■ **YOUR INSTRUCTIONS**
Give the count of lines containing the string "hour", with no other output.

★ ★ ★ ★ ★ ★ ★

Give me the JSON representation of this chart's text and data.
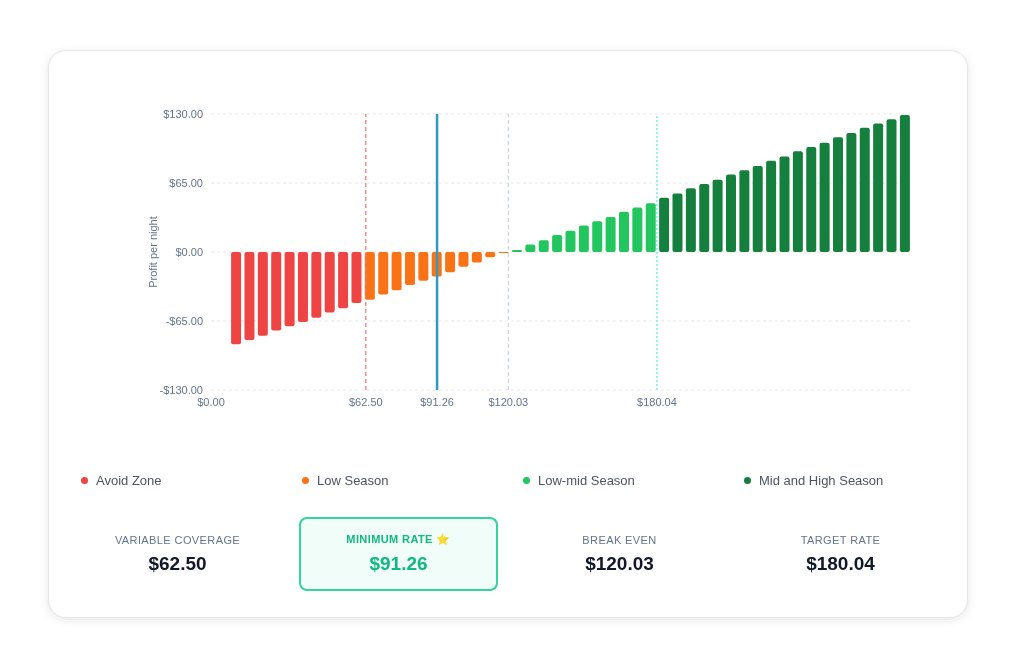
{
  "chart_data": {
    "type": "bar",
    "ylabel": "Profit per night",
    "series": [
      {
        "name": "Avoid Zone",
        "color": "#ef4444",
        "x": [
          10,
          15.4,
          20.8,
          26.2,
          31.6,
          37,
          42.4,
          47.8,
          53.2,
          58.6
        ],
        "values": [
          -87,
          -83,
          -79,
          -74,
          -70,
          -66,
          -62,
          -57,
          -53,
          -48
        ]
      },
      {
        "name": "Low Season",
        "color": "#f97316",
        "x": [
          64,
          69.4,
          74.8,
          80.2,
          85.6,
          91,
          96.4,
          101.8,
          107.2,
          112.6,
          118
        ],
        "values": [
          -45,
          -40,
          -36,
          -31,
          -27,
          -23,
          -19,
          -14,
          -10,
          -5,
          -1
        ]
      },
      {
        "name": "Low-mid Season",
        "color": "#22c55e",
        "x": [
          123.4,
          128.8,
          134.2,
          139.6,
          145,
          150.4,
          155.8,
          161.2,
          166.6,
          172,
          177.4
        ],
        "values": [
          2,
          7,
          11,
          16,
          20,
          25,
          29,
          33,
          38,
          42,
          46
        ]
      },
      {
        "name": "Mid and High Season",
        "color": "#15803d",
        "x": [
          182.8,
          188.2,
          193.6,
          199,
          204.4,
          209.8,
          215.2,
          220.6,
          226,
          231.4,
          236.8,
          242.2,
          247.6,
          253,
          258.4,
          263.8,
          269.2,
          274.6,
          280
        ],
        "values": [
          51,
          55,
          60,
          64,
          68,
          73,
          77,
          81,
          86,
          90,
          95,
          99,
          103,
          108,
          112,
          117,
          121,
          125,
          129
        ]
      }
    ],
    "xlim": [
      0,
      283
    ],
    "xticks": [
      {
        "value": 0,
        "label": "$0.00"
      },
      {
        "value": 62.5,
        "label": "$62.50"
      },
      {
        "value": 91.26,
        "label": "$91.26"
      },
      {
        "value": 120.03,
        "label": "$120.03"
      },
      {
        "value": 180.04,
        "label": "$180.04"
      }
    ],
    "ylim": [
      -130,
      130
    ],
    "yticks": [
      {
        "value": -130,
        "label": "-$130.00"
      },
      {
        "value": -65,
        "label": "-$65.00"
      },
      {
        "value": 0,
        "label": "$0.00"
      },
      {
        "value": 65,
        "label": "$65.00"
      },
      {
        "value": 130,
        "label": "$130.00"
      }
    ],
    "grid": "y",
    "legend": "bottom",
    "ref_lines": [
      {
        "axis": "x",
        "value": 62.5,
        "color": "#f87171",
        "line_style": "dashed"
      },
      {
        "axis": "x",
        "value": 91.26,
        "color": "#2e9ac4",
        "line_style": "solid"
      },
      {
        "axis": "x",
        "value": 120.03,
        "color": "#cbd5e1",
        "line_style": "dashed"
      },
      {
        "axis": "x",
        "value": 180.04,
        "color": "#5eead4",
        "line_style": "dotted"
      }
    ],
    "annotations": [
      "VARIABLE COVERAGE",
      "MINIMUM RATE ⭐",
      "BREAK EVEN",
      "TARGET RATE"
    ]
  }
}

★ ★ ★ ★ ★ ★ ★

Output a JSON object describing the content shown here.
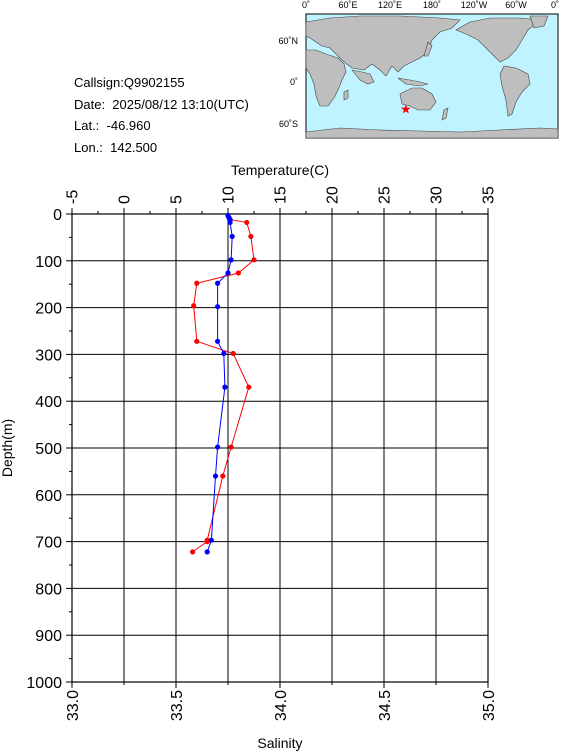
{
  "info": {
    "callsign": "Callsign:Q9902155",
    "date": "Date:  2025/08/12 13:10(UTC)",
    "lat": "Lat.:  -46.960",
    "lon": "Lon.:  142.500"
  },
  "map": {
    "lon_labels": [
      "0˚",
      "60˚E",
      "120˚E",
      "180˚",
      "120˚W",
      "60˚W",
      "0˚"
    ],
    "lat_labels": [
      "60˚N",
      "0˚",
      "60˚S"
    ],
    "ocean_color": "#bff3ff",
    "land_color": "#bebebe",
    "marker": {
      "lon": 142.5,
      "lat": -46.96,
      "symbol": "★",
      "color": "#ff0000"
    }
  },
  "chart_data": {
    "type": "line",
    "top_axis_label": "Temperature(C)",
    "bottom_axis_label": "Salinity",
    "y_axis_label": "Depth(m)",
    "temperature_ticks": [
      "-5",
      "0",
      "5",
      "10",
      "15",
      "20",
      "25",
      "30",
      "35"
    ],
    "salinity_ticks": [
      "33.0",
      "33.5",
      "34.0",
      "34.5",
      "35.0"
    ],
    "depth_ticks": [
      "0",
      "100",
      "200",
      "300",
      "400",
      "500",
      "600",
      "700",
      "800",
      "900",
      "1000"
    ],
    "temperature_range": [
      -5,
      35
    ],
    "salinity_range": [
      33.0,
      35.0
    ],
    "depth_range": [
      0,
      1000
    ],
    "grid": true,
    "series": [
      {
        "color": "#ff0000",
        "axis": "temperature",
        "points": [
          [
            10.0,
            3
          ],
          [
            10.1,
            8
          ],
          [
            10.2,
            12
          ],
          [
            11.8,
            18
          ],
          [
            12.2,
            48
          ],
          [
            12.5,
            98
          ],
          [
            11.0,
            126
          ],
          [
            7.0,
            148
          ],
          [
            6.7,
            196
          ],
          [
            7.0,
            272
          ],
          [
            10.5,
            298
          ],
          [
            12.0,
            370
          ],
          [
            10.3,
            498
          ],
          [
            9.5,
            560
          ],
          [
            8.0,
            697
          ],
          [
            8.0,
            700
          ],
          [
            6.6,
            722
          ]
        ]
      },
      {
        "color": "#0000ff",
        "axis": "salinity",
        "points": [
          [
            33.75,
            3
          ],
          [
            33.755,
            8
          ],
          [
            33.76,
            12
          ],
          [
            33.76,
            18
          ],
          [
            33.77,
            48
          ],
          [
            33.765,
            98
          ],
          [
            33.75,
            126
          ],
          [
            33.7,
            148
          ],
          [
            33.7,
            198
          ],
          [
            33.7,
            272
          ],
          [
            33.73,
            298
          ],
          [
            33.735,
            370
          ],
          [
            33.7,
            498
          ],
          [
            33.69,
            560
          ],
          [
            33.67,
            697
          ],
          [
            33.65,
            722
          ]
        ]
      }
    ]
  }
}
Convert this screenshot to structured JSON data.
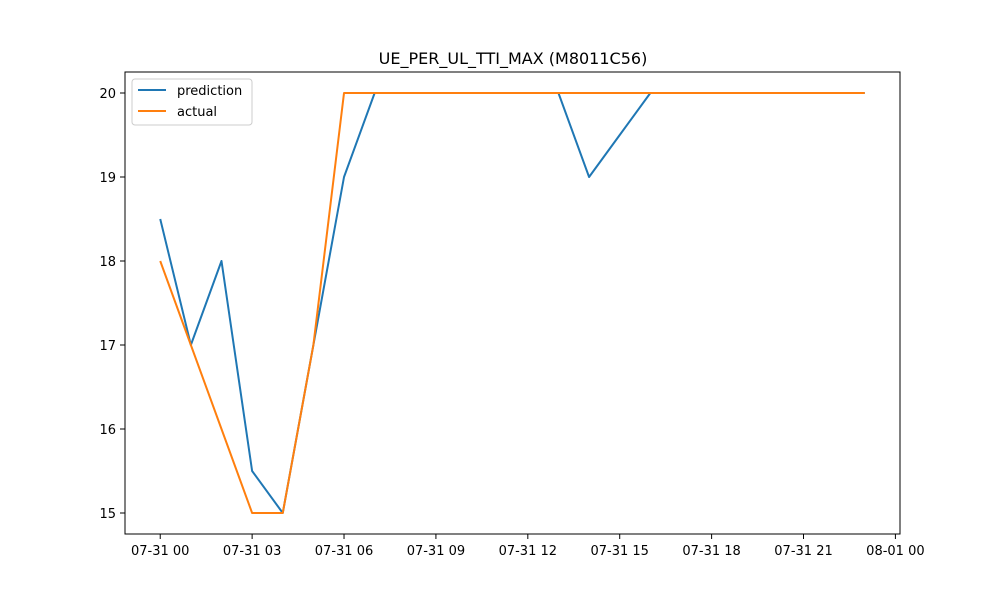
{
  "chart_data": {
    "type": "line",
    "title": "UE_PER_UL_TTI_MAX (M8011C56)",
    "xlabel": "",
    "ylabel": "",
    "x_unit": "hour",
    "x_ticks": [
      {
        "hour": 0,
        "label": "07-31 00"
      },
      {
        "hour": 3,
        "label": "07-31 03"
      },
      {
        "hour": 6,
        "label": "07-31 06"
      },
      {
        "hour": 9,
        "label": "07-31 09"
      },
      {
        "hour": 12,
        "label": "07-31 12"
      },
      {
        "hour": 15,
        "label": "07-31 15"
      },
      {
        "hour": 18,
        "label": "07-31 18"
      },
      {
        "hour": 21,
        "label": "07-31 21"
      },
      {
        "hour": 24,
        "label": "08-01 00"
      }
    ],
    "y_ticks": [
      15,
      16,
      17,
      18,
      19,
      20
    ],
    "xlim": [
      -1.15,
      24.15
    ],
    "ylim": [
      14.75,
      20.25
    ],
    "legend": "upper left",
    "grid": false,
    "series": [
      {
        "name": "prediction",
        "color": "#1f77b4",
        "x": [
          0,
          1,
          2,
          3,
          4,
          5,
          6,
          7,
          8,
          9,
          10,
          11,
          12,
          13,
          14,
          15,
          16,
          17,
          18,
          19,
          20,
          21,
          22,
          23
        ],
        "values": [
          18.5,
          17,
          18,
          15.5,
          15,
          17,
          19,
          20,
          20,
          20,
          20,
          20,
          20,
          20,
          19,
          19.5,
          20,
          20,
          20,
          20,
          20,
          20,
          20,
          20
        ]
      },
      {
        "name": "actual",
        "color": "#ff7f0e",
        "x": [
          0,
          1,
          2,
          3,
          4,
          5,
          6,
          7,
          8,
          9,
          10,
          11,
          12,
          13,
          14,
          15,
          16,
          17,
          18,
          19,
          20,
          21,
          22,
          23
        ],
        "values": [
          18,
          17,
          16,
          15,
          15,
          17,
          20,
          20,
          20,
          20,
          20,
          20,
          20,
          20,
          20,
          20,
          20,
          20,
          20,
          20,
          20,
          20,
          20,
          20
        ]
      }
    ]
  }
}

★ ★ ★ ★ ★ ★ ★

■ **WRITTEN RESPONSE**
10